═══ Records for the task
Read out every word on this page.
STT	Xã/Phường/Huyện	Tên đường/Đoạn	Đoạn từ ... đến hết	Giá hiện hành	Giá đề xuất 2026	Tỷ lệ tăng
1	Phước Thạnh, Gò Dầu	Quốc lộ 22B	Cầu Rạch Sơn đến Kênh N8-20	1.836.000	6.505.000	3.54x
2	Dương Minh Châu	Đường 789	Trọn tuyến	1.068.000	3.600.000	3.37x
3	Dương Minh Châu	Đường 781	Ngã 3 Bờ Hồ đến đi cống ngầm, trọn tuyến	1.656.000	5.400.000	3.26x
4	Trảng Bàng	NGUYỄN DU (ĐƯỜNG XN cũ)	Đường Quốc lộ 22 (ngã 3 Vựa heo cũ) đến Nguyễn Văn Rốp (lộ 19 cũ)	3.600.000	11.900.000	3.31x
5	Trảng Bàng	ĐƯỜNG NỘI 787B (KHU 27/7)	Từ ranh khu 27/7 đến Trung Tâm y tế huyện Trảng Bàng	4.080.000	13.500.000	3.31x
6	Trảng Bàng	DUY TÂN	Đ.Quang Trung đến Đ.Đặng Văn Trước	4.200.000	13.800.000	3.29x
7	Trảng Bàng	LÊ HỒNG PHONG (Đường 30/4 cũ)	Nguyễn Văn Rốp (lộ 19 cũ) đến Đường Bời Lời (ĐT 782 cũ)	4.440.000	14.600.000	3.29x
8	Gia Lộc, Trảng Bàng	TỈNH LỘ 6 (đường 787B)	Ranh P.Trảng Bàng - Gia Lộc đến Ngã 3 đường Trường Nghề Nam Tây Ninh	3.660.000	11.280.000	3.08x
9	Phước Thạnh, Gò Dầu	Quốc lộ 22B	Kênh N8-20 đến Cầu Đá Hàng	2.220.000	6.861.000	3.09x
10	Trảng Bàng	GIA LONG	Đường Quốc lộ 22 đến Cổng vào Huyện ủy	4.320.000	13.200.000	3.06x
══════
- Aim of the exercise:
Search the records for the word "Quốc". Copy every line that has it.

- Solution to this problem:
1	Phước Thạnh, Gò Dầu	Quốc lộ 22B	Cầu Rạch Sơn đến Kênh N8-20	1.836.000	6.505.000	3.54x
4	Trảng Bàng	NGUYỄN DU (ĐƯỜNG XN cũ)	Đường Quốc lộ 22 (ngã 3 Vựa heo cũ) đến Nguyễn Văn Rốp (lộ 19 cũ)	3.600.000	11.900.000	3.31x
9	Phước Thạnh, Gò Dầu	Quốc lộ 22B	Kênh N8-20 đến Cầu Đá Hàng	2.220.000	6.861.000	3.09x
10	Trảng Bàng	GIA LONG	Đường Quốc lộ 22 đến Cổng vào Huyện ủy	4.320.000	13.200.000	3.06x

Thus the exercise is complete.